GIVEN REQUEST: Reproduce the records exactly.

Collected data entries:

<<<<

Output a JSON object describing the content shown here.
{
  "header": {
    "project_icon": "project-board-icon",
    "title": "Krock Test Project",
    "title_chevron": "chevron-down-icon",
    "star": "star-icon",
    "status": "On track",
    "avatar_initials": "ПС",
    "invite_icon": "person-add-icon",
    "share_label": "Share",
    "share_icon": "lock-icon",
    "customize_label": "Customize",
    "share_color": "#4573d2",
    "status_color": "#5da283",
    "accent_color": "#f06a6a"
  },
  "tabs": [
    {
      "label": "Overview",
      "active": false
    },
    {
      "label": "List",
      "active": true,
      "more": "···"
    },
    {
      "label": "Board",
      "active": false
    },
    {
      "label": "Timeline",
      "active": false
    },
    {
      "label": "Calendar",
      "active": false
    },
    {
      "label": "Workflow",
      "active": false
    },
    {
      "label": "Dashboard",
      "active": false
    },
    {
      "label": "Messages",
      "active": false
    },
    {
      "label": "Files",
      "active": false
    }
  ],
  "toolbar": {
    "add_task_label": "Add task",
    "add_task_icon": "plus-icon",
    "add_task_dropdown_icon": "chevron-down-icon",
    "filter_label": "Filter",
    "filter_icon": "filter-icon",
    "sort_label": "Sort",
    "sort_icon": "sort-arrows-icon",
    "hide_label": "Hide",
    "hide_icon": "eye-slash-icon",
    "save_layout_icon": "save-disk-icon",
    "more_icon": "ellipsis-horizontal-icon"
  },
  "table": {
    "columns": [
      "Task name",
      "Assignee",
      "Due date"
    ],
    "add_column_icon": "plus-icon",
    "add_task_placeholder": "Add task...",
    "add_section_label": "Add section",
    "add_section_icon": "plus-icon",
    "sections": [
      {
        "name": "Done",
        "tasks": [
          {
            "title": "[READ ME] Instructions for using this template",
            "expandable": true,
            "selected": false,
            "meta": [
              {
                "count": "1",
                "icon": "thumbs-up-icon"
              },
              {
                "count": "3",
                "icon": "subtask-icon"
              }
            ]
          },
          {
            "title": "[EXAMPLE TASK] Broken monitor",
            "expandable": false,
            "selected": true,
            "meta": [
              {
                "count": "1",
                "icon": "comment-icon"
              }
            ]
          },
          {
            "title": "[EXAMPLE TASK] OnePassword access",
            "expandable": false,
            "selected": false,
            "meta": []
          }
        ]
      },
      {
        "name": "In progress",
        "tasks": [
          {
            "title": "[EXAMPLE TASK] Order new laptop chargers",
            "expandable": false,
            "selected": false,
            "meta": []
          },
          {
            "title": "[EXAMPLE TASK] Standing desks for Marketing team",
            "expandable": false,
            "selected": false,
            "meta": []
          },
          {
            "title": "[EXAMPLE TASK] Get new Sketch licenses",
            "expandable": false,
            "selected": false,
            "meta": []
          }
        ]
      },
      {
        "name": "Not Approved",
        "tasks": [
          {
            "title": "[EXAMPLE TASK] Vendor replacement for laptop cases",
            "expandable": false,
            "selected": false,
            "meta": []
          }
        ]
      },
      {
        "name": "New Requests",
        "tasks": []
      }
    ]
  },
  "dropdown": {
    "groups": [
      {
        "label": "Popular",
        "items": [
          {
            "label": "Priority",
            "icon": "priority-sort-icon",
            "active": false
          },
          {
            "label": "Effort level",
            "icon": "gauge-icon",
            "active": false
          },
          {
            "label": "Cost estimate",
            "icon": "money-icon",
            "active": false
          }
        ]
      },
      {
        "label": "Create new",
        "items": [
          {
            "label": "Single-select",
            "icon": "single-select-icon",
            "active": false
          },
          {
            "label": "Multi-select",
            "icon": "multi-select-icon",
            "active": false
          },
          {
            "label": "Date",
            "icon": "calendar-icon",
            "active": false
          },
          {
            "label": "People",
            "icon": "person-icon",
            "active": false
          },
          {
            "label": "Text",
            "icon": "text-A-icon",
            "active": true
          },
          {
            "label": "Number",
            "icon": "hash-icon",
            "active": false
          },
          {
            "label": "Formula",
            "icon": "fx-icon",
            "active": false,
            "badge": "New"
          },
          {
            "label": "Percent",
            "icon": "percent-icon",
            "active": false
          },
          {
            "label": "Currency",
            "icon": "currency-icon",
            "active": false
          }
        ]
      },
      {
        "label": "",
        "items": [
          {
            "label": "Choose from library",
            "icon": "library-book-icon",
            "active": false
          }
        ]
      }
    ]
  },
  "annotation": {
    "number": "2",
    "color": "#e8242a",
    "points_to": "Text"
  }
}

>>>>

RESULT:
Output a JSON object describing the content shown here.
{
  "header": {
    "project_icon": "project-board-icon",
    "title": "Krock Test Project",
    "title_chevron": "chevron-down-icon",
    "star": "star-icon",
    "status": "On track",
    "avatar_initials": "ПС",
    "invite_icon": "person-add-icon",
    "share_label": "Share",
    "share_icon": "lock-icon",
    "customize_label": "Customize",
    "share_color": "#4573d2",
    "status_color": "#5da283",
    "accent_color": "#f06a6a"
  },
  "tabs": [
    {
      "label": "Overview",
      "active": false
    },
    {
      "label": "List",
      "active": true,
      "more": "···"
    },
    {
      "label": "Board",
      "active": false
    },
    {
      "label": "Timeline",
      "active": false
    },
    {
      "label": "Calendar",
      "active": false
    },
    {
      "label": "Workflow",
      "active": false
    },
    {
      "label": "Dashboard",
      "active": false
    },
    {
      "label": "Messages",
      "active": false
    },
    {
      "label": "Files",
      "active": false
    }
  ],
  "toolbar": {
    "add_task_label": "Add task",
    "add_task_icon": "plus-icon",
    "add_task_dropdown_icon": "chevron-down-icon",
    "filter_label": "Filter",
    "filter_icon": "filter-icon",
    "sort_label": "Sort",
    "sort_icon": "sort-arrows-icon",
    "hide_label": "Hide",
    "hide_icon": "eye-slash-icon",
    "save_layout_icon": "save-disk-icon",
    "more_icon": "ellipsis-horizontal-icon"
  },
  "table": {
    "columns": [
      "Task name",
      "Assignee",
      "Due date"
    ],
    "add_column_icon": "plus-icon",
    "add_task_placeholder": "Add task...",
    "add_section_label": "Add section",
    "add_section_icon": "plus-icon",
    "sections": [
      {
        "name": "Done",
        "tasks": [
          {
            "title": "[READ ME] Instructions for using this template",
            "expandable": true,
            "selected": false,
            "meta": [
              {
                "count": "1",
                "icon": "thumbs-up-icon"
              },
              {
                "count": "3",
                "icon": "subtask-icon"
              }
            ]
          },
          {
            "title": "[EXAMPLE TASK] Broken monitor",
            "expandable": false,
            "selected": true,
            "meta": [
              {
                "count": "1",
                "icon": "comment-icon"
              }
            ]
          },
          {
            "title": "[EXAMPLE TASK] OnePassword access",
            "expandable": false,
            "selected": false,
            "meta": []
          }
        ]
      },
      {
        "name": "In progress",
        "tasks": [
          {
            "title": "[EXAMPLE TASK] Order new laptop chargers",
            "expandable": false,
            "selected": false,
            "meta": []
          },
          {
            "title": "[EXAMPLE TASK] Standing desks for Marketing team",
            "expandable": false,
            "selected": false,
            "meta": []
          },
          {
            "title": "[EXAMPLE TASK] Get new Sketch licenses",
            "expandable": false,
            "selected": false,
            "meta": []
          }
        ]
      },
      {
        "name": "Not Approved",
        "tasks": [
          {
            "title": "[EXAMPLE TASK] Vendor replacement for laptop cases",
            "expandable": false,
            "selected": false,
            "meta": []
          }
        ]
      },
      {
        "name": "New Requests",
        "tasks": []
      }
    ]
  },
  "dropdown": {
    "groups": [
      {
        "label": "Popular",
        "items": [
          {
            "label": "Priority",
            "icon": "priority-sort-icon",
            "active": false
          },
          {
            "label": "Effort level",
            "icon": "gauge-icon",
            "active": false
          },
          {
            "label": "Cost estimate",
            "icon": "money-icon",
            "active": false
          }
        ]
      },
      {
        "label": "Create new",
        "items": [
          {
            "label": "Single-select",
            "icon": "single-select-icon",
            "active": false
          },
          {
            "label": "Multi-select",
            "icon": "multi-select-icon",
            "active": false
          },
          {
            "label": "Date",
            "icon": "calendar-icon",
            "active": false
          },
          {
            "label": "People",
            "icon": "person-icon",
            "active": false
          },
          {
            "label": "Text",
            "icon": "text-A-icon",
            "active": true
          },
          {
            "label": "Number",
            "icon": "hash-icon",
            "active": false
          },
          {
            "label": "Formula",
            "icon": "fx-icon",
            "active": false,
            "badge": "New"
          },
          {
            "label": "Percent",
            "icon": "percent-icon",
            "active": false
          },
          {
            "label": "Currency",
            "icon": "currency-icon",
            "active": false
          }
        ]
      },
      {
        "label": "",
        "items": [
          {
            "label": "Choose from library",
            "icon": "library-book-icon",
            "active": false
          }
        ]
      }
    ]
  },
  "annotation": {
    "number": "2",
    "color": "#e8242a",
    "points_to": "Text"
  }
}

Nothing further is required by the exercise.